Given records =>

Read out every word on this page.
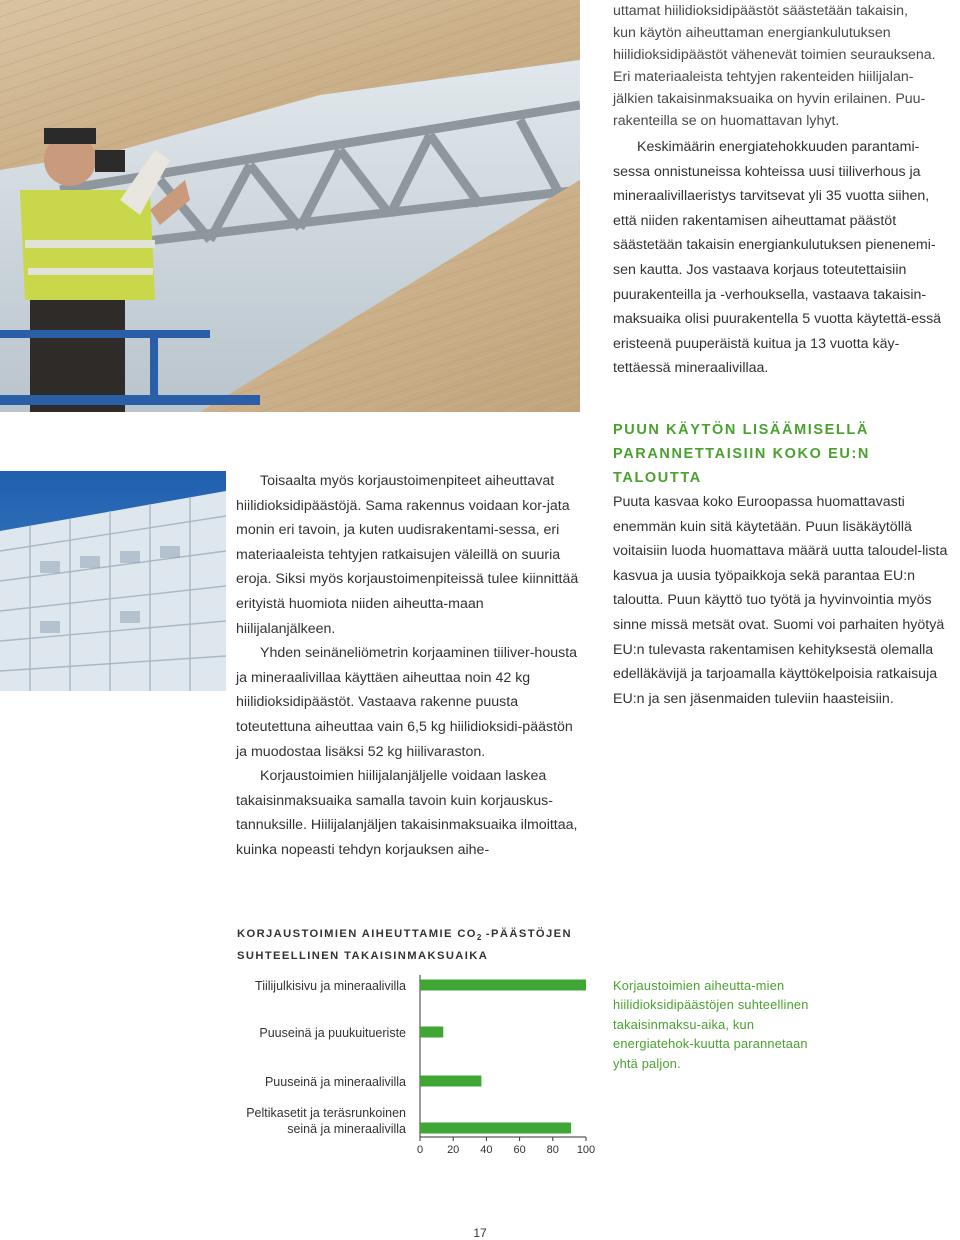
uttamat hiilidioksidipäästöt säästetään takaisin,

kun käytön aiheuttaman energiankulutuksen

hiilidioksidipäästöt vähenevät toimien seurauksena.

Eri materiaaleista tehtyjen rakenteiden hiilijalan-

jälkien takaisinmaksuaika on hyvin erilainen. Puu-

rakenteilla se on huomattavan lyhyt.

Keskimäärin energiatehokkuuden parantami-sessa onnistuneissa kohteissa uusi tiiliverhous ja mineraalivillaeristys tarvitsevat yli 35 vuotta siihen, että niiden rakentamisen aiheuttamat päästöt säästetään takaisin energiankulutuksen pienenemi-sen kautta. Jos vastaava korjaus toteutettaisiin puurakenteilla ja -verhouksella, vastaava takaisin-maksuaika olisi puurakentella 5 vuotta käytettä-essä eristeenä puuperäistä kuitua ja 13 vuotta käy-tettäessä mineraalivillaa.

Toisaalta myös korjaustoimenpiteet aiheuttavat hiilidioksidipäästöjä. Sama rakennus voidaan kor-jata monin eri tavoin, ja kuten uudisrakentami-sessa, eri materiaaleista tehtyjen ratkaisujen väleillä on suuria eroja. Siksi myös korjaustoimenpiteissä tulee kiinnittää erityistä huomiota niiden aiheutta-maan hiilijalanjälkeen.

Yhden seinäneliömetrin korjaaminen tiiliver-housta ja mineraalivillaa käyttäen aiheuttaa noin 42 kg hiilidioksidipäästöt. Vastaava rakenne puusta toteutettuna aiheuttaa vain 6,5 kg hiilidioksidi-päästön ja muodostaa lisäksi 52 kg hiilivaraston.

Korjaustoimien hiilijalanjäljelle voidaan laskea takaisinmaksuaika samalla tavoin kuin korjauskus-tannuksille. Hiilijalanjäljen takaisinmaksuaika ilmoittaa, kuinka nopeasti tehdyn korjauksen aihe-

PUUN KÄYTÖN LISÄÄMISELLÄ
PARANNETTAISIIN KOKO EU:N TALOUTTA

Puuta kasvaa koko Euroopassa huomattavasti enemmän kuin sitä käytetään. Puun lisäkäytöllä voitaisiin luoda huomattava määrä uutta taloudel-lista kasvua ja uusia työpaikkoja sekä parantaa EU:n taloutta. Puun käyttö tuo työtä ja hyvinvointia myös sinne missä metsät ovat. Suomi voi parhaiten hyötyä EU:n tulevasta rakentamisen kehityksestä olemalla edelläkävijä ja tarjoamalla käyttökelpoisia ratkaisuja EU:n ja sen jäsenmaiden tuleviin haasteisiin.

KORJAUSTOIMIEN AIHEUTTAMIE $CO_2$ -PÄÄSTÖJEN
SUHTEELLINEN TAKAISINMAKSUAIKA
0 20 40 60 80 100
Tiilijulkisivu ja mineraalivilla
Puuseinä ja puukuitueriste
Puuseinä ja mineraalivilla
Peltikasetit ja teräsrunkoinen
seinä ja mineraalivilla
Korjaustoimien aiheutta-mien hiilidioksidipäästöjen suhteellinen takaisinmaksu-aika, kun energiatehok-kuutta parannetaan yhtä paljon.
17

* * *

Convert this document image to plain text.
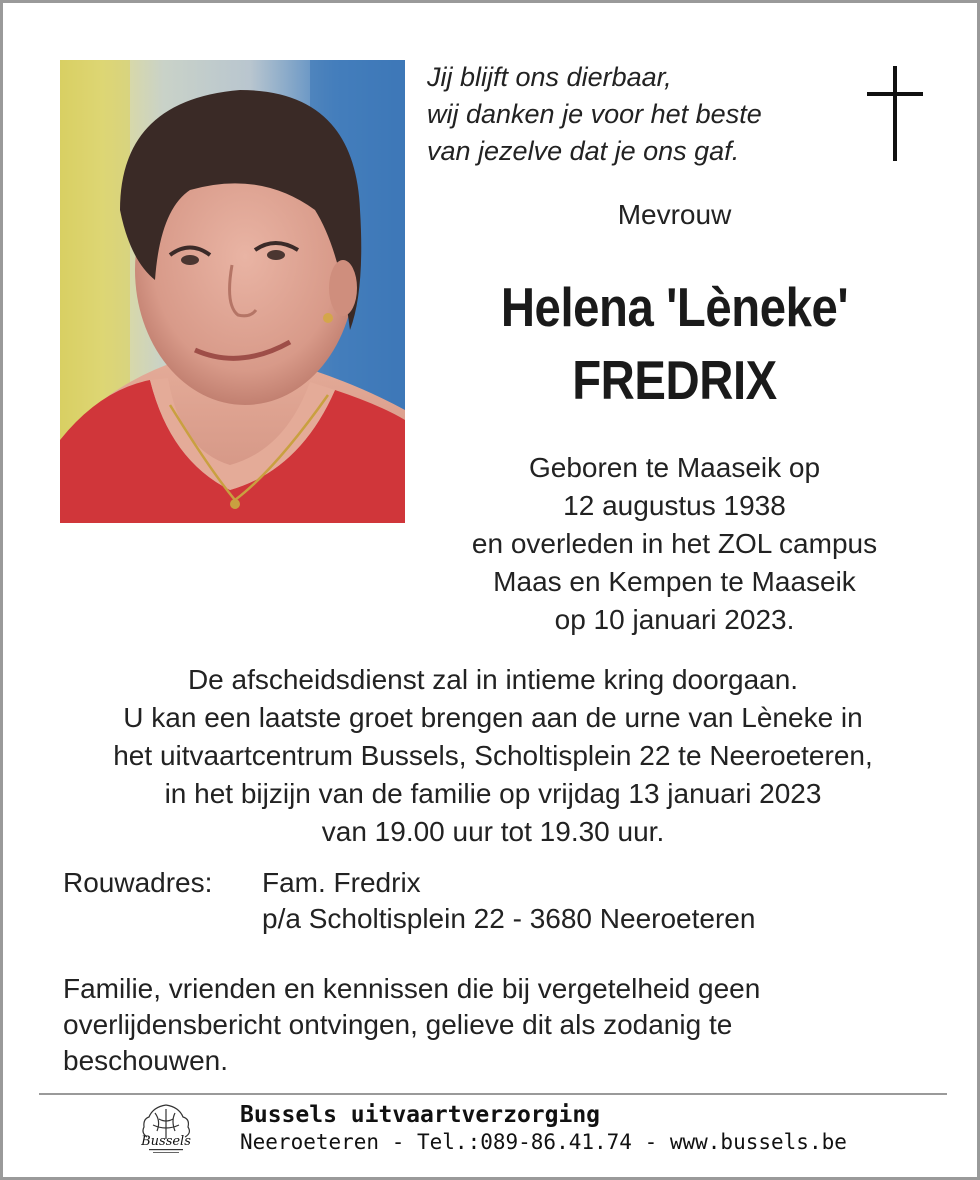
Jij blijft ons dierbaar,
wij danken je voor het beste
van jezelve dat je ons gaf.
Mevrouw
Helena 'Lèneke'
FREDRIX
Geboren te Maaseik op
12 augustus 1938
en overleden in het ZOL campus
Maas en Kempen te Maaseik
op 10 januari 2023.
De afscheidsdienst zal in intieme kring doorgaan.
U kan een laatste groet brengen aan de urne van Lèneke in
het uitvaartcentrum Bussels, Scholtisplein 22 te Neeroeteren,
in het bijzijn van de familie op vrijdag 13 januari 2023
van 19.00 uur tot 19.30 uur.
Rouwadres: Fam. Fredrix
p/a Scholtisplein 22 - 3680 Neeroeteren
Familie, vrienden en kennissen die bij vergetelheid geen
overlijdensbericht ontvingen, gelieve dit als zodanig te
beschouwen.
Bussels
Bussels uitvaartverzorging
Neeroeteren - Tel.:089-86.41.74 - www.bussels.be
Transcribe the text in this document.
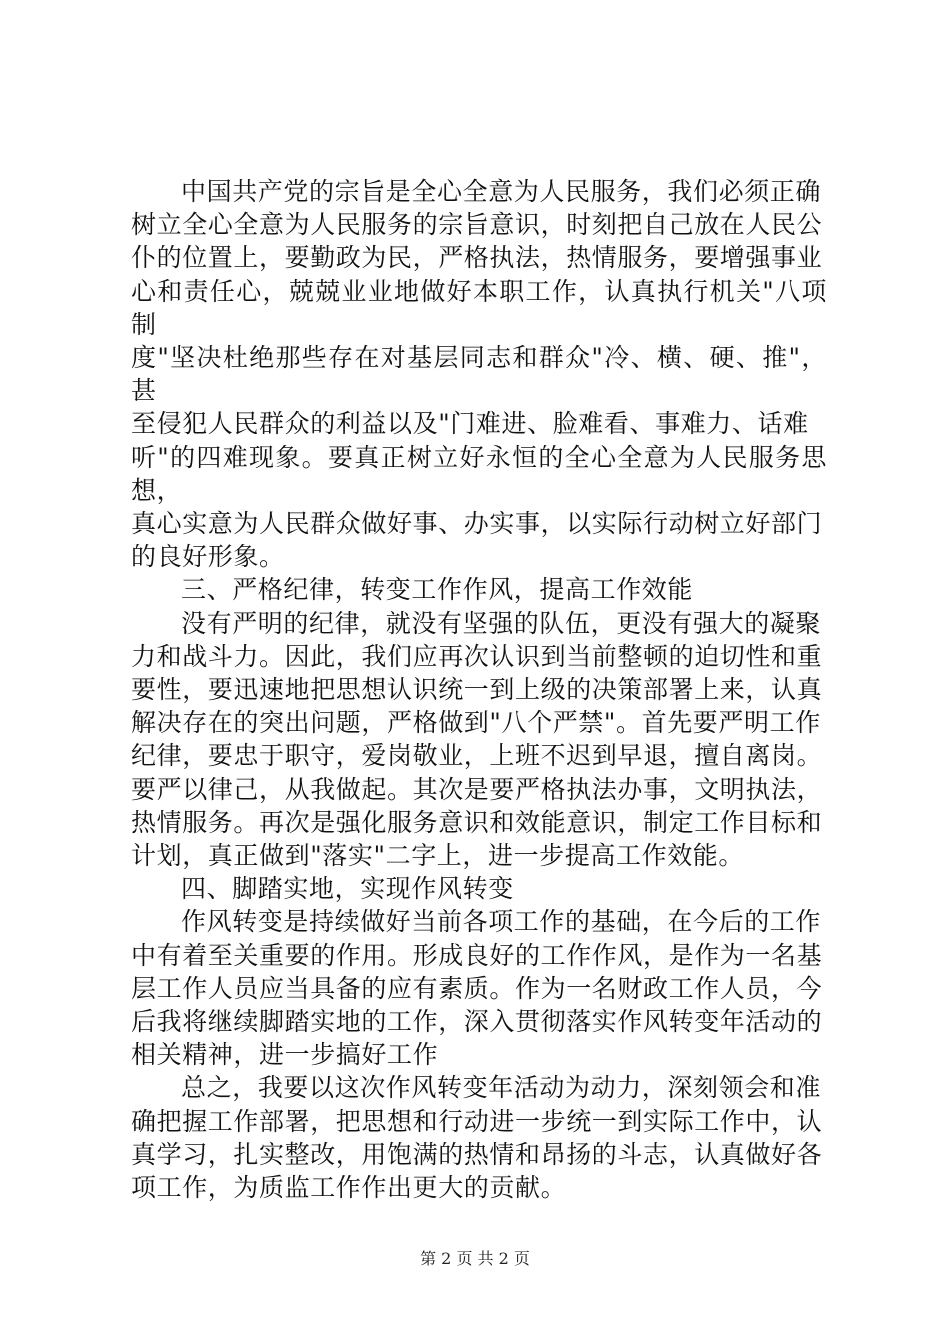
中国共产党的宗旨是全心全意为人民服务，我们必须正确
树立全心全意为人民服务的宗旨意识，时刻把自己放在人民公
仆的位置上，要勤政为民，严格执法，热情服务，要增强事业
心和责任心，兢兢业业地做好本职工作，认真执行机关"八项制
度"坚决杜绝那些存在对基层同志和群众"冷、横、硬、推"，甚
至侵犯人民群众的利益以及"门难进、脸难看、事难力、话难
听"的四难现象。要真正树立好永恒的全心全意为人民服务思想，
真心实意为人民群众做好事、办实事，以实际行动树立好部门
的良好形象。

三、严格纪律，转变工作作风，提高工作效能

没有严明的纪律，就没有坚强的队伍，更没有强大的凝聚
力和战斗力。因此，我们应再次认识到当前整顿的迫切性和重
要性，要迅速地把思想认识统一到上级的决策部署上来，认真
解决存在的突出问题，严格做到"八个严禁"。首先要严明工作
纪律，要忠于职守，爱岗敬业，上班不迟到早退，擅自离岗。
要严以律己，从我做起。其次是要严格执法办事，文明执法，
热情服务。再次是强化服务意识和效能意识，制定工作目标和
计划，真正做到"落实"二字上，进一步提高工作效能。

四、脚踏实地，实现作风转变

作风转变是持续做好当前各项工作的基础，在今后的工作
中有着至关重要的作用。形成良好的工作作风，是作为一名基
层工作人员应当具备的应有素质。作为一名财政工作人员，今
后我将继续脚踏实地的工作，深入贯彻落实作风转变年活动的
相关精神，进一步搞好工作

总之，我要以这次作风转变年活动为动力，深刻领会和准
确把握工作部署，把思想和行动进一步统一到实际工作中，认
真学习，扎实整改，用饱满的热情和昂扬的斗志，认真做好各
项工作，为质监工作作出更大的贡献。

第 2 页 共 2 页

==

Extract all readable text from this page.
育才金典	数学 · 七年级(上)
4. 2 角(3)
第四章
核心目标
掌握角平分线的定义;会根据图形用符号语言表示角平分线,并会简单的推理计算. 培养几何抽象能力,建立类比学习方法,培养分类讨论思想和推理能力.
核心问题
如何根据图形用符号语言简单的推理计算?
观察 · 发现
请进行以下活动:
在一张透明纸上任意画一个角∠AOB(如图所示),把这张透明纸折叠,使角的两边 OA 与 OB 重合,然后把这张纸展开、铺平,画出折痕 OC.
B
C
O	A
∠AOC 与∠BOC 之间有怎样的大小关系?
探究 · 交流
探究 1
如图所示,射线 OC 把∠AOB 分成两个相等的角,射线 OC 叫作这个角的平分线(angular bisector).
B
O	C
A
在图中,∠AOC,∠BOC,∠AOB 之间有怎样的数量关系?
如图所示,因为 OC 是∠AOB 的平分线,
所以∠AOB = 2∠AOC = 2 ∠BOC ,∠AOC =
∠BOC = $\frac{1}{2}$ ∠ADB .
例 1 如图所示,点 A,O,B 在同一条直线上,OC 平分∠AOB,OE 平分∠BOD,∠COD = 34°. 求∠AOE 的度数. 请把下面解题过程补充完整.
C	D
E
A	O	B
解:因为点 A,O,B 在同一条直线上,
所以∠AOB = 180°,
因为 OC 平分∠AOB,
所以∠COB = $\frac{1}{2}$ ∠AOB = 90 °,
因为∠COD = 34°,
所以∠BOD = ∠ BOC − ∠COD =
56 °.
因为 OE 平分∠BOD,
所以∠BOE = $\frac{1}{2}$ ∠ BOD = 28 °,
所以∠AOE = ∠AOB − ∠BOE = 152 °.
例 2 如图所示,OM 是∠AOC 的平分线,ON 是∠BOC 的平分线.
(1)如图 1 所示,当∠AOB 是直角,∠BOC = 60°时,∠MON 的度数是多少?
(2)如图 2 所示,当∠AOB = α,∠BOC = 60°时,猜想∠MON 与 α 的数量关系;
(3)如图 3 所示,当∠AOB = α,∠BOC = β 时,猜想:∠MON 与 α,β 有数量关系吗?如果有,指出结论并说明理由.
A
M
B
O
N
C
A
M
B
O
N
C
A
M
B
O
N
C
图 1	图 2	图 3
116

Task details =>
Find every line in the records above that contains the word "热情服务", and copy each one.

Worked solution =>
仆的位置上，要勤政为民，严格执法，热情服务，要增强事业
热情服务。再次是强化服务意识和效能意识，制定工作目标和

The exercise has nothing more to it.